BEGIN Dataset records

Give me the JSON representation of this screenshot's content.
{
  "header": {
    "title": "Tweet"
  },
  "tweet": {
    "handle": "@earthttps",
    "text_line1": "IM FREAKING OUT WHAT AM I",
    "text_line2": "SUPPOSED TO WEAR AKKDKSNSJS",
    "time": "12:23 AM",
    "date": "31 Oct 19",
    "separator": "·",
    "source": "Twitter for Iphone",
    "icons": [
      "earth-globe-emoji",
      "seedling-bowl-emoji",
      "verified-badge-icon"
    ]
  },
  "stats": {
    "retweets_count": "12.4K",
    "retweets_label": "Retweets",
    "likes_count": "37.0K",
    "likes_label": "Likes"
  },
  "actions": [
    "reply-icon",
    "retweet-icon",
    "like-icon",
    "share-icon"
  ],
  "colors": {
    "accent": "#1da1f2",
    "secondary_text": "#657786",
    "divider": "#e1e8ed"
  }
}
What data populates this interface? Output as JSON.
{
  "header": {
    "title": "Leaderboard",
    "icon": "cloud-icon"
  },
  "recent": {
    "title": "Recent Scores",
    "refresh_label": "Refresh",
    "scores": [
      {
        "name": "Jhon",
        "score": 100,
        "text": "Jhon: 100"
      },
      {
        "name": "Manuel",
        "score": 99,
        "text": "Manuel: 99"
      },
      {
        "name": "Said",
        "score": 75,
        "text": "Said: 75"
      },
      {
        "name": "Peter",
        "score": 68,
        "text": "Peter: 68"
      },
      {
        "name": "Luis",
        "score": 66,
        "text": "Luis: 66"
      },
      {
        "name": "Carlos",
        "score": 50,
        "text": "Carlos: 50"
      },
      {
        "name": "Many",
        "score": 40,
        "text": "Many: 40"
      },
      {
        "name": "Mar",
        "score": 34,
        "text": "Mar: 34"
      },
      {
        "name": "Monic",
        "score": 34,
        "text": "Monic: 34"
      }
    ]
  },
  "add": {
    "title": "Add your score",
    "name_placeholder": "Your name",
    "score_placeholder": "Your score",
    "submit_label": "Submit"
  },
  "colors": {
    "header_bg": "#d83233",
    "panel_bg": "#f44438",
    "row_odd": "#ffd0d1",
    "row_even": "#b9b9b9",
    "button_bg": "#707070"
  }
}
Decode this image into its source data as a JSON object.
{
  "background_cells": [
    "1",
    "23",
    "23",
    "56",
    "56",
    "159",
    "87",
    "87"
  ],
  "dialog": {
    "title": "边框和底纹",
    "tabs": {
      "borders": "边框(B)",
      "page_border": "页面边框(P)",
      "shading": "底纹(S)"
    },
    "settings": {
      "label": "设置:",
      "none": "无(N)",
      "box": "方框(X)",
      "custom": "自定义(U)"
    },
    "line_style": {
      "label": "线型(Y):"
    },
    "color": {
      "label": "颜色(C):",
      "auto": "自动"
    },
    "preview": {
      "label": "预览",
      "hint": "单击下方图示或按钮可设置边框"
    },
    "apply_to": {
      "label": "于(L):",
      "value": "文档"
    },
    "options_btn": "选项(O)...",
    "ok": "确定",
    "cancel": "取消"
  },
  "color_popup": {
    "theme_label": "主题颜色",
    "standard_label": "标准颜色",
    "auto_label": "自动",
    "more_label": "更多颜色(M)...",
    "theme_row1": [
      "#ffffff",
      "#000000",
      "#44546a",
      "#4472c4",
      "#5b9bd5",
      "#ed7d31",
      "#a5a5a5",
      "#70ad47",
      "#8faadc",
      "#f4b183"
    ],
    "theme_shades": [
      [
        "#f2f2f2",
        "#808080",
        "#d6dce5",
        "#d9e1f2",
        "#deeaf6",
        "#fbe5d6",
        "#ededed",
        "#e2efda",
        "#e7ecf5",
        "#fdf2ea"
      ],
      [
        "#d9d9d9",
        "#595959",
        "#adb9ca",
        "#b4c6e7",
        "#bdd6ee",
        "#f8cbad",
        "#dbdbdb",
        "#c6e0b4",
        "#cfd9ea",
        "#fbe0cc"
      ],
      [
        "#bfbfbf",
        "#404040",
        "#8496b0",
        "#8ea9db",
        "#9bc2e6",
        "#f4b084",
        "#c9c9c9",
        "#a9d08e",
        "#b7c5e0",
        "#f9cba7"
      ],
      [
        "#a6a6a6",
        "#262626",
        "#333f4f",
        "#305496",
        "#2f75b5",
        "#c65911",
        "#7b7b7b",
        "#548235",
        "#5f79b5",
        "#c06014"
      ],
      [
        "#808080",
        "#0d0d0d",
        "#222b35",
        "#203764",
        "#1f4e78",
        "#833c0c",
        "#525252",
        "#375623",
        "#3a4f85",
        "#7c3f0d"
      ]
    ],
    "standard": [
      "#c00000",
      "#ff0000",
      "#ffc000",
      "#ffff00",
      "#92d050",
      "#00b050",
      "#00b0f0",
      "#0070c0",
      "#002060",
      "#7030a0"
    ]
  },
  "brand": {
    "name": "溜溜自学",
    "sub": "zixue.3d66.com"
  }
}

END Dataset records

> _Instructions to follow_
Your task is to repeat each line of the material exactly.

> _Finished task_
Give me the JSON representation of this screenshot's content.
{
  "header": {
    "title": "Tweet"
  },
  "tweet": {
    "handle": "@earthttps",
    "text_line1": "IM FREAKING OUT WHAT AM I",
    "text_line2": "SUPPOSED TO WEAR AKKDKSNSJS",
    "time": "12:23 AM",
    "date": "31 Oct 19",
    "separator": "·",
    "source": "Twitter for Iphone",
    "icons": [
      "earth-globe-emoji",
      "seedling-bowl-emoji",
      "verified-badge-icon"
    ]
  },
  "stats": {
    "retweets_count": "12.4K",
    "retweets_label": "Retweets",
    "likes_count": "37.0K",
    "likes_label": "Likes"
  },
  "actions": [
    "reply-icon",
    "retweet-icon",
    "like-icon",
    "share-icon"
  ],
  "colors": {
    "accent": "#1da1f2",
    "secondary_text": "#657786",
    "divider": "#e1e8ed"
  }
}
What data populates this interface? Output as JSON.
{
  "header": {
    "title": "Leaderboard",
    "icon": "cloud-icon"
  },
  "recent": {
    "title": "Recent Scores",
    "refresh_label": "Refresh",
    "scores": [
      {
        "name": "Jhon",
        "score": 100,
        "text": "Jhon: 100"
      },
      {
        "name": "Manuel",
        "score": 99,
        "text": "Manuel: 99"
      },
      {
        "name": "Said",
        "score": 75,
        "text": "Said: 75"
      },
      {
        "name": "Peter",
        "score": 68,
        "text": "Peter: 68"
      },
      {
        "name": "Luis",
        "score": 66,
        "text": "Luis: 66"
      },
      {
        "name": "Carlos",
        "score": 50,
        "text": "Carlos: 50"
      },
      {
        "name": "Many",
        "score": 40,
        "text": "Many: 40"
      },
      {
        "name": "Mar",
        "score": 34,
        "text": "Mar: 34"
      },
      {
        "name": "Monic",
        "score": 34,
        "text": "Monic: 34"
      }
    ]
  },
  "add": {
    "title": "Add your score",
    "name_placeholder": "Your name",
    "score_placeholder": "Your score",
    "submit_label": "Submit"
  },
  "colors": {
    "header_bg": "#d83233",
    "panel_bg": "#f44438",
    "row_odd": "#ffd0d1",
    "row_even": "#b9b9b9",
    "button_bg": "#707070"
  }
}
Decode this image into its source data as a JSON object.
{
  "background_cells": [
    "1",
    "23",
    "23",
    "56",
    "56",
    "159",
    "87",
    "87"
  ],
  "dialog": {
    "title": "边框和底纹",
    "tabs": {
      "borders": "边框(B)",
      "page_border": "页面边框(P)",
      "shading": "底纹(S)"
    },
    "settings": {
      "label": "设置:",
      "none": "无(N)",
      "box": "方框(X)",
      "custom": "自定义(U)"
    },
    "line_style": {
      "label": "线型(Y):"
    },
    "color": {
      "label": "颜色(C):",
      "auto": "自动"
    },
    "preview": {
      "label": "预览",
      "hint": "单击下方图示或按钮可设置边框"
    },
    "apply_to": {
      "label": "于(L):",
      "value": "文档"
    },
    "options_btn": "选项(O)...",
    "ok": "确定",
    "cancel": "取消"
  },
  "color_popup": {
    "theme_label": "主题颜色",
    "standard_label": "标准颜色",
    "auto_label": "自动",
    "more_label": "更多颜色(M)...",
    "theme_row1": [
      "#ffffff",
      "#000000",
      "#44546a",
      "#4472c4",
      "#5b9bd5",
      "#ed7d31",
      "#a5a5a5",
      "#70ad47",
      "#8faadc",
      "#f4b183"
    ],
    "theme_shades": [
      [
        "#f2f2f2",
        "#808080",
        "#d6dce5",
        "#d9e1f2",
        "#deeaf6",
        "#fbe5d6",
        "#ededed",
        "#e2efda",
        "#e7ecf5",
        "#fdf2ea"
      ],
      [
        "#d9d9d9",
        "#595959",
        "#adb9ca",
        "#b4c6e7",
        "#bdd6ee",
        "#f8cbad",
        "#dbdbdb",
        "#c6e0b4",
        "#cfd9ea",
        "#fbe0cc"
      ],
      [
        "#bfbfbf",
        "#404040",
        "#8496b0",
        "#8ea9db",
        "#9bc2e6",
        "#f4b084",
        "#c9c9c9",
        "#a9d08e",
        "#b7c5e0",
        "#f9cba7"
      ],
      [
        "#a6a6a6",
        "#262626",
        "#333f4f",
        "#305496",
        "#2f75b5",
        "#c65911",
        "#7b7b7b",
        "#548235",
        "#5f79b5",
        "#c06014"
      ],
      [
        "#808080",
        "#0d0d0d",
        "#222b35",
        "#203764",
        "#1f4e78",
        "#833c0c",
        "#525252",
        "#375623",
        "#3a4f85",
        "#7c3f0d"
      ]
    ],
    "standard": [
      "#c00000",
      "#ff0000",
      "#ffc000",
      "#ffff00",
      "#92d050",
      "#00b050",
      "#00b0f0",
      "#0070c0",
      "#002060",
      "#7030a0"
    ]
  },
  "brand": {
    "name": "溜溜自学",
    "sub": "zixue.3d66.com"
  }
}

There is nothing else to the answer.